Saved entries
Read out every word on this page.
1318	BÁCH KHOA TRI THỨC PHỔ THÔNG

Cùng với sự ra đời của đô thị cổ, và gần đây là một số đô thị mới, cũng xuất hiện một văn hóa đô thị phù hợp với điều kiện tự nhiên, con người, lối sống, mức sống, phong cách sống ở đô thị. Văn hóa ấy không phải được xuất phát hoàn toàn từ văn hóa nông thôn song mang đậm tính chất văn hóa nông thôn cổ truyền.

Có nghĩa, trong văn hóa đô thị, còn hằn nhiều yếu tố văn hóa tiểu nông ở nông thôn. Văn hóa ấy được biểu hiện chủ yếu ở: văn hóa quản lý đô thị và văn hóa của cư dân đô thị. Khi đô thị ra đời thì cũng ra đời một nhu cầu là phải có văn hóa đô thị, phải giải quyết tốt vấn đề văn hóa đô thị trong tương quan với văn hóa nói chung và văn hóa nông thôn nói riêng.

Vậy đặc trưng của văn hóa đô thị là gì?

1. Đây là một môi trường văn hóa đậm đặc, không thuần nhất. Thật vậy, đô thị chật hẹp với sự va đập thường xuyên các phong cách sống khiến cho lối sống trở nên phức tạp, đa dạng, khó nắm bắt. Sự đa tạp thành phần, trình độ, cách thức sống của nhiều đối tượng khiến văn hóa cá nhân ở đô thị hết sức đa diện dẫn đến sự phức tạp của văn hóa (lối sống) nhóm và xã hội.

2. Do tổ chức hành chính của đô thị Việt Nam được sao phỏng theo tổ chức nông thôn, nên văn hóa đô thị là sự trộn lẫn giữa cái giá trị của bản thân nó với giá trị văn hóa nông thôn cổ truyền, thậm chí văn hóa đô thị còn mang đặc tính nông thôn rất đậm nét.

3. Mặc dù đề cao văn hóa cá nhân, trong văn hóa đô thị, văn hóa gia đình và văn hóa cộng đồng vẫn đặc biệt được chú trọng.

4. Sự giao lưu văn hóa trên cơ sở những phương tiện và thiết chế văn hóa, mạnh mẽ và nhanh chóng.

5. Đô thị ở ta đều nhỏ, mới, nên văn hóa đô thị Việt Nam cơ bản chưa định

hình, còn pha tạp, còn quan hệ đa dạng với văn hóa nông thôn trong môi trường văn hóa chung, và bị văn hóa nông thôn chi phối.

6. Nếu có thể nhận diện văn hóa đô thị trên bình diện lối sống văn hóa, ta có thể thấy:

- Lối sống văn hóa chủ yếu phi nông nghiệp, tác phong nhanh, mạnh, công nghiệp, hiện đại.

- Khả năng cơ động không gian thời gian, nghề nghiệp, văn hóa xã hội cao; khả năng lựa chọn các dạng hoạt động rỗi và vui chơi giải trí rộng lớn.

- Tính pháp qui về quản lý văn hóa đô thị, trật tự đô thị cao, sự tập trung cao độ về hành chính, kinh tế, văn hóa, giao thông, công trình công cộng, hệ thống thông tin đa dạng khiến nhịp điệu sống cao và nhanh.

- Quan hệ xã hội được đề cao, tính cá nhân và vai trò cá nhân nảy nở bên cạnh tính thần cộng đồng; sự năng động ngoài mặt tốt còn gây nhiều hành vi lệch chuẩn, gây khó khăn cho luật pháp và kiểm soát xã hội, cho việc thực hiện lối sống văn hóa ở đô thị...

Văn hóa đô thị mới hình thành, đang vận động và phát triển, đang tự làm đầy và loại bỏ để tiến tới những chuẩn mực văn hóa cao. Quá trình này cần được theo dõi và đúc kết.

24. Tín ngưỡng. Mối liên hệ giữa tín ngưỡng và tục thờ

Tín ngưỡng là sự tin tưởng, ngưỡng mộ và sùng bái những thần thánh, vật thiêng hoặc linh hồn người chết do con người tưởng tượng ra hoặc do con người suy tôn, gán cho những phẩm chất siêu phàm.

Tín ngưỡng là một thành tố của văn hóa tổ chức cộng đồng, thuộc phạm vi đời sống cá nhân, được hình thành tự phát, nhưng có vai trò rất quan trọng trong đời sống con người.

### EXERCISE REQUIREMENTS
Restate every entry word for word.

### ANSWER TO THE TASK
Read out every word on this page.
1318	BÁCH KHOA TRI THỨC PHỔ THÔNG

Cùng với sự ra đời của đô thị cổ, và gần đây là một số đô thị mới, cũng xuất hiện một văn hóa đô thị phù hợp với điều kiện tự nhiên, con người, lối sống, mức sống, phong cách sống ở đô thị. Văn hóa ấy không phải được xuất phát hoàn toàn từ văn hóa nông thôn song mang đậm tính chất văn hóa nông thôn cổ truyền.

Có nghĩa, trong văn hóa đô thị, còn hằn nhiều yếu tố văn hóa tiểu nông ở nông thôn. Văn hóa ấy được biểu hiện chủ yếu ở: văn hóa quản lý đô thị và văn hóa của cư dân đô thị. Khi đô thị ra đời thì cũng ra đời một nhu cầu là phải có văn hóa đô thị, phải giải quyết tốt vấn đề văn hóa đô thị trong tương quan với văn hóa nói chung và văn hóa nông thôn nói riêng.

Vậy đặc trưng của văn hóa đô thị là gì?

1. Đây là một môi trường văn hóa đậm đặc, không thuần nhất. Thật vậy, đô thị chật hẹp với sự va đập thường xuyên các phong cách sống khiến cho lối sống trở nên phức tạp, đa dạng, khó nắm bắt. Sự đa tạp thành phần, trình độ, cách thức sống của nhiều đối tượng khiến văn hóa cá nhân ở đô thị hết sức đa diện dẫn đến sự phức tạp của văn hóa (lối sống) nhóm và xã hội.

2. Do tổ chức hành chính của đô thị Việt Nam được sao phỏng theo tổ chức nông thôn, nên văn hóa đô thị là sự trộn lẫn giữa cái giá trị của bản thân nó với giá trị văn hóa nông thôn cổ truyền, thậm chí văn hóa đô thị còn mang đặc tính nông thôn rất đậm nét.

3. Mặc dù đề cao văn hóa cá nhân, trong văn hóa đô thị, văn hóa gia đình và văn hóa cộng đồng vẫn đặc biệt được chú trọng.

4. Sự giao lưu văn hóa trên cơ sở những phương tiện và thiết chế văn hóa, mạnh mẽ và nhanh chóng.

5. Đô thị ở ta đều nhỏ, mới, nên văn hóa đô thị Việt Nam cơ bản chưa định

hình, còn pha tạp, còn quan hệ đa dạng với văn hóa nông thôn trong môi trường văn hóa chung, và bị văn hóa nông thôn chi phối.

6. Nếu có thể nhận diện văn hóa đô thị trên bình diện lối sống văn hóa, ta có thể thấy:

- Lối sống văn hóa chủ yếu phi nông nghiệp, tác phong nhanh, mạnh, công nghiệp, hiện đại.

- Khả năng cơ động không gian thời gian, nghề nghiệp, văn hóa xã hội cao; khả năng lựa chọn các dạng hoạt động rỗi và vui chơi giải trí rộng lớn.

- Tính pháp qui về quản lý văn hóa đô thị, trật tự đô thị cao, sự tập trung cao độ về hành chính, kinh tế, văn hóa, giao thông, công trình công cộng, hệ thống thông tin đa dạng khiến nhịp điệu sống cao và nhanh.

- Quan hệ xã hội được đề cao, tính cá nhân và vai trò cá nhân nảy nở bên cạnh tính thần cộng đồng; sự năng động ngoài mặt tốt còn gây nhiều hành vi lệch chuẩn, gây khó khăn cho luật pháp và kiểm soát xã hội, cho việc thực hiện lối sống văn hóa ở đô thị...

Văn hóa đô thị mới hình thành, đang vận động và phát triển, đang tự làm đầy và loại bỏ để tiến tới những chuẩn mực văn hóa cao. Quá trình này cần được theo dõi và đúc kết.

24. Tín ngưỡng. Mối liên hệ giữa tín ngưỡng và tục thờ

Tín ngưỡng là sự tin tưởng, ngưỡng mộ và sùng bái những thần thánh, vật thiêng hoặc linh hồn người chết do con người tưởng tượng ra hoặc do con người suy tôn, gán cho những phẩm chất siêu phàm.

Tín ngưỡng là một thành tố của văn hóa tổ chức cộng đồng, thuộc phạm vi đời sống cá nhân, được hình thành tự phát, nhưng có vai trò rất quan trọng trong đời sống con người.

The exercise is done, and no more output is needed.